## start Exercise materials
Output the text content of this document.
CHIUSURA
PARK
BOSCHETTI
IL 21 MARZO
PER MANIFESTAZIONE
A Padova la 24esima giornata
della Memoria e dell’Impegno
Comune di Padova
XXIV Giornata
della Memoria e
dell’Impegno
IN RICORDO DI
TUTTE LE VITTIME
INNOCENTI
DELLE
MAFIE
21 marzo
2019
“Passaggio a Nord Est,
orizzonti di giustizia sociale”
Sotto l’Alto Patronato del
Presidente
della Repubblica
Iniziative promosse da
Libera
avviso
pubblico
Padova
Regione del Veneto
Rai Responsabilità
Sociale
## end Exercise materials
◆ **Set task**:
Retype the records above exactly.

◆ **The completed task**:
Output the text content of this document.
CHIUSURA
PARK
BOSCHETTI
IL 21 MARZO
PER MANIFESTAZIONE
A Padova la 24esima giornata
della Memoria e dell’Impegno
Comune di Padova
XXIV Giornata
della Memoria e
dell’Impegno
IN RICORDO DI
TUTTE LE VITTIME
INNOCENTI
DELLE
MAFIE
21 marzo
2019
“Passaggio a Nord Est,
orizzonti di giustizia sociale”
Sotto l’Alto Patronato del
Presidente
della Repubblica
Iniziative promosse da
Libera
avviso
pubblico
Padova
Regione del Veneto
Rai Responsabilità
Sociale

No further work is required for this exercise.